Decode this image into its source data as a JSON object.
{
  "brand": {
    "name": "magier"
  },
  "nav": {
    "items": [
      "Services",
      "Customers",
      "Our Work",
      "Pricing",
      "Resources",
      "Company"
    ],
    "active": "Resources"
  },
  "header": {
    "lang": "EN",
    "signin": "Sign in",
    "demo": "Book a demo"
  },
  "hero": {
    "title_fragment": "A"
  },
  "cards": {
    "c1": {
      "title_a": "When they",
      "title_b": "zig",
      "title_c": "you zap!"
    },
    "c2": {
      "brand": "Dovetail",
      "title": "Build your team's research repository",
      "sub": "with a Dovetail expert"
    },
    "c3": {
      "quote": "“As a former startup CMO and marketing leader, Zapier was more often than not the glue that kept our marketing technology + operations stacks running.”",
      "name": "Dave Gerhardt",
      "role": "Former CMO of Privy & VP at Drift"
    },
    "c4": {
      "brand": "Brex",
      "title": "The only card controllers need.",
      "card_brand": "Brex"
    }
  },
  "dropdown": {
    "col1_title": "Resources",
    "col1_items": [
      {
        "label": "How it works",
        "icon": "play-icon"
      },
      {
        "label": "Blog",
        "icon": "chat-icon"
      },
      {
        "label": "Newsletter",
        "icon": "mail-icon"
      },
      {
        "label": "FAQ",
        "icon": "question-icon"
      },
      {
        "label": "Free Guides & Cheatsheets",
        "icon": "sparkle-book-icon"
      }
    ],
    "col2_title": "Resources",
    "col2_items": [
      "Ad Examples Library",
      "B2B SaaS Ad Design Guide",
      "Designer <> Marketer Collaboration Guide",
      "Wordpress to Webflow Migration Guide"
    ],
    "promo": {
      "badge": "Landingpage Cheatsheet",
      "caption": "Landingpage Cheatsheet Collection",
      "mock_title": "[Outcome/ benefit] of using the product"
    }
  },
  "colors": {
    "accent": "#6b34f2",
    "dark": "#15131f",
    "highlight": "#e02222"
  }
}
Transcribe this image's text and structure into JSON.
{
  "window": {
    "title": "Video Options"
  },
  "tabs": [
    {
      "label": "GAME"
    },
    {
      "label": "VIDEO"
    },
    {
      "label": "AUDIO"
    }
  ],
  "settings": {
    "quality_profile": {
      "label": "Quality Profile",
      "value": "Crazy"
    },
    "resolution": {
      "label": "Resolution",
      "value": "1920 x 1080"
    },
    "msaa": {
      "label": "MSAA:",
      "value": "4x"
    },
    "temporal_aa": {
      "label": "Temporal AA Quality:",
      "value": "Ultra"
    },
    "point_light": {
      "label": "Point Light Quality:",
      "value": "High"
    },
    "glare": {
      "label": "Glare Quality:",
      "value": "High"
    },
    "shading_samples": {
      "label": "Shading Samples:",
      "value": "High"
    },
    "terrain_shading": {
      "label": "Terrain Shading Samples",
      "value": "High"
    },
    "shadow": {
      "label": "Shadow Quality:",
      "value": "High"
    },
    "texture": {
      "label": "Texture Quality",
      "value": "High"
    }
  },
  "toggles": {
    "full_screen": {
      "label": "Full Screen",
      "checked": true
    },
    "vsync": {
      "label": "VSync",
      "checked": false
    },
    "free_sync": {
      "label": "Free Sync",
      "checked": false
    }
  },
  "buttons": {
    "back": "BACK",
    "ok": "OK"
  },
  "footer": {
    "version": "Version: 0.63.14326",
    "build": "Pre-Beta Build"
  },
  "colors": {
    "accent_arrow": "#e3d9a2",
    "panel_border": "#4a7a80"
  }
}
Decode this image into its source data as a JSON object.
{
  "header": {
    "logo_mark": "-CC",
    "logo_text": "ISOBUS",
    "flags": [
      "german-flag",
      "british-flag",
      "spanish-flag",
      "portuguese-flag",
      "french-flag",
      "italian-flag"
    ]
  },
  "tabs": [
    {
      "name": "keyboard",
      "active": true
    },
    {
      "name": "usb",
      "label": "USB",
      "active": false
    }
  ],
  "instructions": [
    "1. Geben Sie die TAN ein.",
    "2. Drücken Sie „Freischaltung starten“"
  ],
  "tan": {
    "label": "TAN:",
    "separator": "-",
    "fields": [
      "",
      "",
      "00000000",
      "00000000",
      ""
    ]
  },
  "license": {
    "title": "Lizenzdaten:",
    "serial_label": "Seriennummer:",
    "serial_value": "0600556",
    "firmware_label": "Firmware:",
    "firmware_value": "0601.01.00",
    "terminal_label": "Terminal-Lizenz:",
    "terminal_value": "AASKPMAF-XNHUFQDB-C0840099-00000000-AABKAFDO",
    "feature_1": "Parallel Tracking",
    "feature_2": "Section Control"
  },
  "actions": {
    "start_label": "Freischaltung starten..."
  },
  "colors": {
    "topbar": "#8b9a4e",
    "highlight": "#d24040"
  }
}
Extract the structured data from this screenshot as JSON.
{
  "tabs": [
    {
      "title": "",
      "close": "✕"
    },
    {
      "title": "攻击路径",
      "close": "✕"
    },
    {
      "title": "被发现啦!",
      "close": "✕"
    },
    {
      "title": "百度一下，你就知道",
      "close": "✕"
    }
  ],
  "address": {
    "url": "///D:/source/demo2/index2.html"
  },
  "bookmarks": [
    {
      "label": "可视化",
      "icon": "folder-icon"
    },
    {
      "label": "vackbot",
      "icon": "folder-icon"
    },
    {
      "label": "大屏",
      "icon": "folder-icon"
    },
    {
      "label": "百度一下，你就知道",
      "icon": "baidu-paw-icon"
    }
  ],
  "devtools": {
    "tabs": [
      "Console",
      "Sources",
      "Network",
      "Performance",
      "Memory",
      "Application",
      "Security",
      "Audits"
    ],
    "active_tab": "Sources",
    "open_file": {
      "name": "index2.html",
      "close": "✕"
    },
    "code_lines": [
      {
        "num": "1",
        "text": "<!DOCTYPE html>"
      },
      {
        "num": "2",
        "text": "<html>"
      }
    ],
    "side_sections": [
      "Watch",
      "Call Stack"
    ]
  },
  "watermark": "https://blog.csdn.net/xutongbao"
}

**Work to be completed**. Leave out every line before the one containing "Extract the structured"; set down that line and all remaining lines of the material exactly.

**Answer to the task**.
Extract the structured data from this screenshot as JSON.
{
  "tabs": [
    {
      "title": "",
      "close": "✕"
    },
    {
      "title": "攻击路径",
      "close": "✕"
    },
    {
      "title": "被发现啦!",
      "close": "✕"
    },
    {
      "title": "百度一下，你就知道",
      "close": "✕"
    }
  ],
  "address": {
    "url": "///D:/source/demo2/index2.html"
  },
  "bookmarks": [
    {
      "label": "可视化",
      "icon": "folder-icon"
    },
    {
      "label": "vackbot",
      "icon": "folder-icon"
    },
    {
      "label": "大屏",
      "icon": "folder-icon"
    },
    {
      "label": "百度一下，你就知道",
      "icon": "baidu-paw-icon"
    }
  ],
  "devtools": {
    "tabs": [
      "Console",
      "Sources",
      "Network",
      "Performance",
      "Memory",
      "Application",
      "Security",
      "Audits"
    ],
    "active_tab": "Sources",
    "open_file": {
      "name": "index2.html",
      "close": "✕"
    },
    "code_lines": [
      {
        "num": "1",
        "text": "<!DOCTYPE html>"
      },
      {
        "num": "2",
        "text": "<html>"
      }
    ],
    "side_sections": [
      "Watch",
      "Call Stack"
    ]
  },
  "watermark": "https://blog.csdn.net/xutongbao"
}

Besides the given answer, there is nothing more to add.